● **WRITTEN INSTRUCTION**
Please copy every line of the records below that holds the word "Mult".
=====
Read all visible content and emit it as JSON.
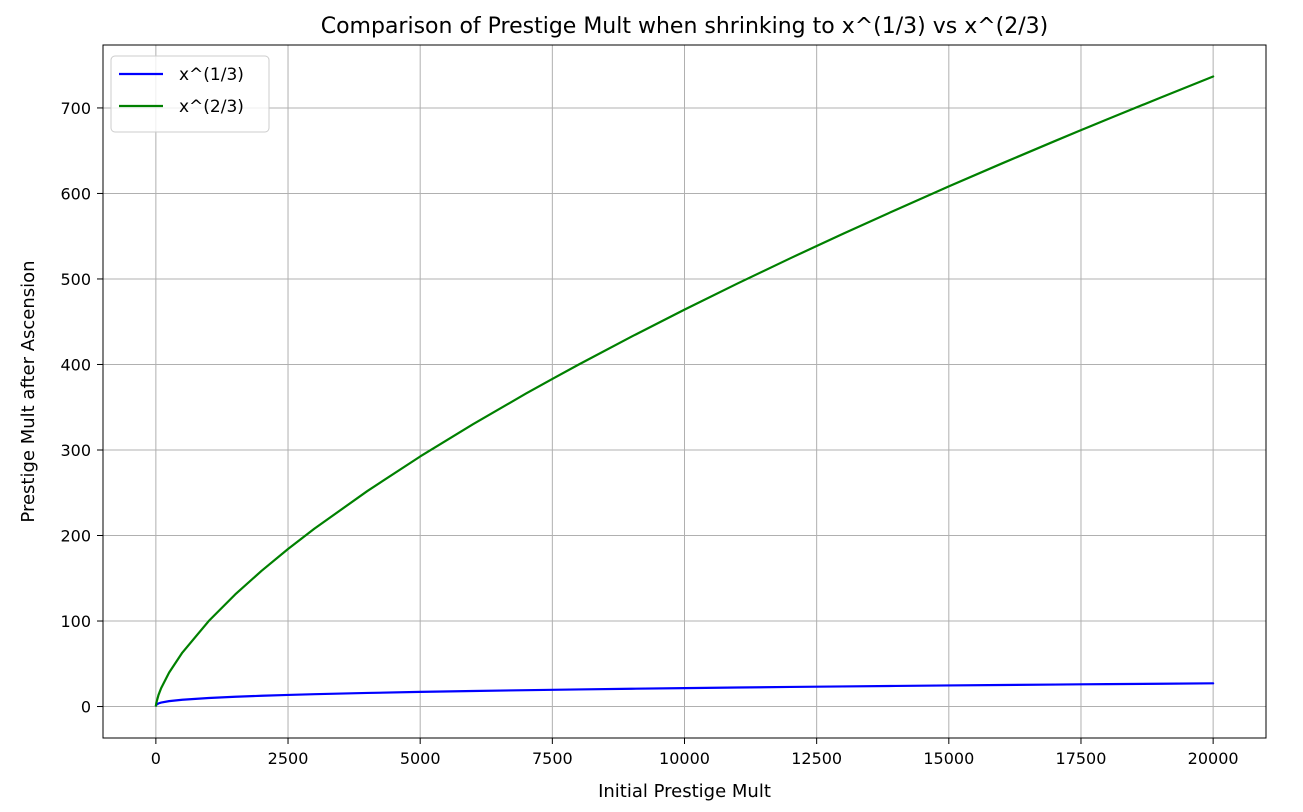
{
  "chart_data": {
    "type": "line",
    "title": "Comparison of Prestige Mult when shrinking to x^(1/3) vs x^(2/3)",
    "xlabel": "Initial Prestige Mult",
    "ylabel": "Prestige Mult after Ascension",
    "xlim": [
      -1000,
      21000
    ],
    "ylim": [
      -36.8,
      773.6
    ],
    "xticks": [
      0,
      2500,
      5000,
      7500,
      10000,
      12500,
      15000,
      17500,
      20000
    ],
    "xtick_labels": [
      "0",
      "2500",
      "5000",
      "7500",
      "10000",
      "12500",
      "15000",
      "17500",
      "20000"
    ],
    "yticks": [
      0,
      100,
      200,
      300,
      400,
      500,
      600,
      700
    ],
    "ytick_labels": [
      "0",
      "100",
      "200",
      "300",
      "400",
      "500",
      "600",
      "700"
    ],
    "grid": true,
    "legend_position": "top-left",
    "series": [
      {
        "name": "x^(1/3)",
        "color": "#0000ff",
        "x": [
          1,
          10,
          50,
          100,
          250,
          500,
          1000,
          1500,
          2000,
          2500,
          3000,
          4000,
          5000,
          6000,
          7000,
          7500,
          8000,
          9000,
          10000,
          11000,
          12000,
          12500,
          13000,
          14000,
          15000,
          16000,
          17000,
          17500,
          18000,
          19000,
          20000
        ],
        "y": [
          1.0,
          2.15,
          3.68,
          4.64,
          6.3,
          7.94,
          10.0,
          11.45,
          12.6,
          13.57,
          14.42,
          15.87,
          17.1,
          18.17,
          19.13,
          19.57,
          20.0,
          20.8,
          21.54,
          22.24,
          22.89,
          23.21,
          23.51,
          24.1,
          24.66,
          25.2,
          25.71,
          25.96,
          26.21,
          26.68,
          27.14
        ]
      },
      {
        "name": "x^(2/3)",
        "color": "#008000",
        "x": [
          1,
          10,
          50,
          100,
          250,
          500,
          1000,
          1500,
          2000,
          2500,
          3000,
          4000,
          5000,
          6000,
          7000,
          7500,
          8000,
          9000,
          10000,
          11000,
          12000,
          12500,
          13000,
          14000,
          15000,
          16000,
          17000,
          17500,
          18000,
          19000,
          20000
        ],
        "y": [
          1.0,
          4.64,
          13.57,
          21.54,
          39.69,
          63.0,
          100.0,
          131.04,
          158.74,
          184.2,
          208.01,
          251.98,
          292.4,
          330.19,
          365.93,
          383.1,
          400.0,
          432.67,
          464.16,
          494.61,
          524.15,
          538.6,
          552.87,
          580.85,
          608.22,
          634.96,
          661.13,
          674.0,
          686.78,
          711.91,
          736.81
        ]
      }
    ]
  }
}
=====
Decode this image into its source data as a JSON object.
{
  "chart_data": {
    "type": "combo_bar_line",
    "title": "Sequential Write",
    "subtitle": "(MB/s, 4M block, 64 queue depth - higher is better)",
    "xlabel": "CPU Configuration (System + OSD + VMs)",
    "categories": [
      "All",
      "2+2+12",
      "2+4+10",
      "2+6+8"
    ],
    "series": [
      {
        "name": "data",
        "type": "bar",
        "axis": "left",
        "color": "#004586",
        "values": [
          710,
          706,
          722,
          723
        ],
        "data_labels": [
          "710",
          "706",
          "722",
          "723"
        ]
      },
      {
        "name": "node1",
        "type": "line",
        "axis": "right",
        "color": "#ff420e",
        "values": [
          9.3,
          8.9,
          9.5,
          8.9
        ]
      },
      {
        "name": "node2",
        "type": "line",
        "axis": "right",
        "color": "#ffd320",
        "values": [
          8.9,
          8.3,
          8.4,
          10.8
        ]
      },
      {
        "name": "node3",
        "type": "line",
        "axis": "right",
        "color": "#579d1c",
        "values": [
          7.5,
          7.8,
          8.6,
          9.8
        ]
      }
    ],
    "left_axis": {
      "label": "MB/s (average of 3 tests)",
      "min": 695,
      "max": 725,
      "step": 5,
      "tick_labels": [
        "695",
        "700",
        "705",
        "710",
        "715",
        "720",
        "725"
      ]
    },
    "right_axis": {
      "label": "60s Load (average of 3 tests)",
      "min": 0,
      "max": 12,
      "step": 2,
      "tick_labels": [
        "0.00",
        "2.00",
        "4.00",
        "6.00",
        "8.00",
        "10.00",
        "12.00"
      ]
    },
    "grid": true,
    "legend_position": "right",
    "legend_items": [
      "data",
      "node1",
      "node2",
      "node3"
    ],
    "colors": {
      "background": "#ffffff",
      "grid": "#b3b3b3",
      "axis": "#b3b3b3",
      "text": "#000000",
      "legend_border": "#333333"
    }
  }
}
=====
● **COMPLETE RESPONSE**
    "title": "Comparison of Prestige Mult when shrinking to x^(1/3) vs x^(2/3)",
    "xlabel": "Initial Prestige Mult",
    "ylabel": "Prestige Mult after Ascension",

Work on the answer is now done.